─── RECORDS FOR PROCESSING ───

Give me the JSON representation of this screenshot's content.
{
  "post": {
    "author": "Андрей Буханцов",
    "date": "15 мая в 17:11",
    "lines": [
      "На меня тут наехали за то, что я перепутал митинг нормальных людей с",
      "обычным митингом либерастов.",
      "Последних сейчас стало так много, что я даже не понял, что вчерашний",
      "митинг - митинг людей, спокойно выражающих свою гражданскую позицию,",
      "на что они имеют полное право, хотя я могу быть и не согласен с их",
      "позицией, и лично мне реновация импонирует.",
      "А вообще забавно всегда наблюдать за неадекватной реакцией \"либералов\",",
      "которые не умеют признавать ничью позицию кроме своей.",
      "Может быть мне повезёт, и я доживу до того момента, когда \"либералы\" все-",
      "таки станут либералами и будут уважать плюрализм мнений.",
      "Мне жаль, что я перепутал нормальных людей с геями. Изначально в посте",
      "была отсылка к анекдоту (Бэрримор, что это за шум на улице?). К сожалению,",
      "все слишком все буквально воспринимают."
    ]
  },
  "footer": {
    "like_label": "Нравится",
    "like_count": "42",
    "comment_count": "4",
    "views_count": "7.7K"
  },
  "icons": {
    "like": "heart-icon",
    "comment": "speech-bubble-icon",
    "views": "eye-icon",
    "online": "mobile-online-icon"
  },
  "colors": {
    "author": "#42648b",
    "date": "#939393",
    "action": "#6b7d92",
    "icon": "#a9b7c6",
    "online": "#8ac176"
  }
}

───

◆ **YOUR TASK**
State how many lines of the records above contain the word "нормальных", giving only that number.

◆ **REPLY**
2